▶ [TASK INSTRUCTIONS] Pull each line containing "本大题共" out of the data and copy it.

━━━ INPUT ROWS

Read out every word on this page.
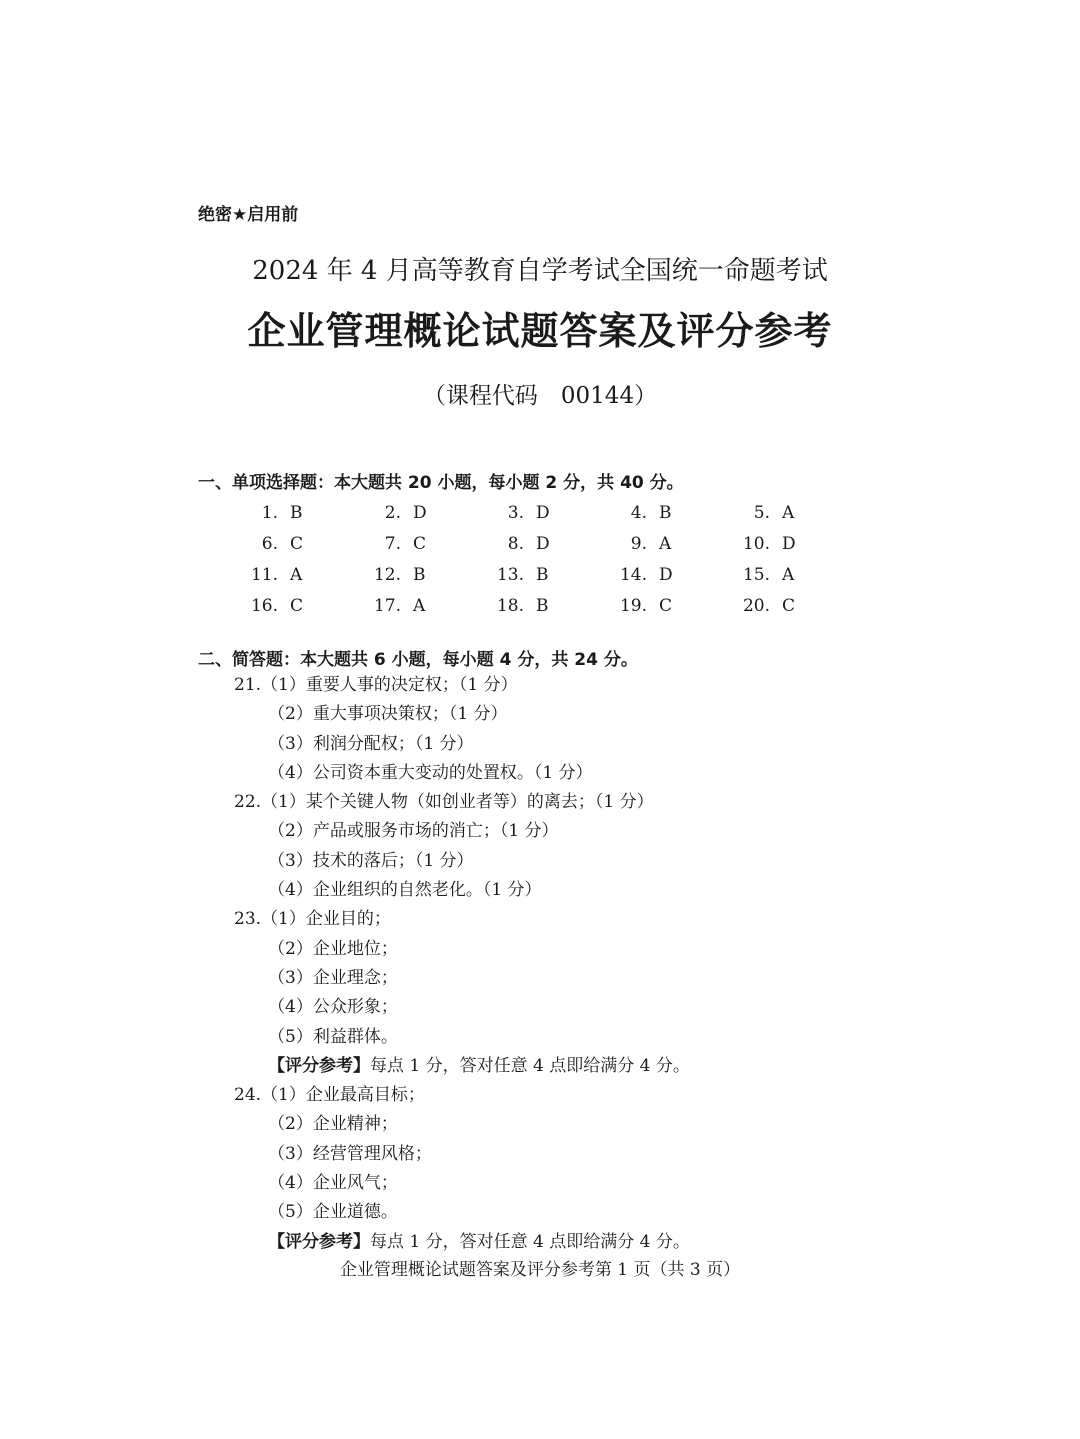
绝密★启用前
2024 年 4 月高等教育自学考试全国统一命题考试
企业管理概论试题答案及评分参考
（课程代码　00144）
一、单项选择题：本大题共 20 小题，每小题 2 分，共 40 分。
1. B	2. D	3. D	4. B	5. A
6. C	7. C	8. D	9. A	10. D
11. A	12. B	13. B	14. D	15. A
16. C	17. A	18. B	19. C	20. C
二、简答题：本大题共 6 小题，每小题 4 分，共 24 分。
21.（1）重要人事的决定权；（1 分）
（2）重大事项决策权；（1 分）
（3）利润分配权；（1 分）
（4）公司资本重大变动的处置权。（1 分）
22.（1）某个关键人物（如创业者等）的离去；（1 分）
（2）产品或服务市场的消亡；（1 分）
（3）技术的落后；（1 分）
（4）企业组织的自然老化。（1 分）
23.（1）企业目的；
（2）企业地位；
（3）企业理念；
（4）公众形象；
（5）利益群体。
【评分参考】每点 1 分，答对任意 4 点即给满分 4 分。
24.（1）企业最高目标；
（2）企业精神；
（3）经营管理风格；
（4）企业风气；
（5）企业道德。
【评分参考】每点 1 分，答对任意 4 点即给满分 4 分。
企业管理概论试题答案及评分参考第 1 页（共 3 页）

━━━━━━

▶ [COMPLETE RESPONSE]
一、单项选择题：本大题共 20 小题，每小题 2 分，共 40 分。
二、简答题：本大题共 6 小题，每小题 4 分，共 24 分。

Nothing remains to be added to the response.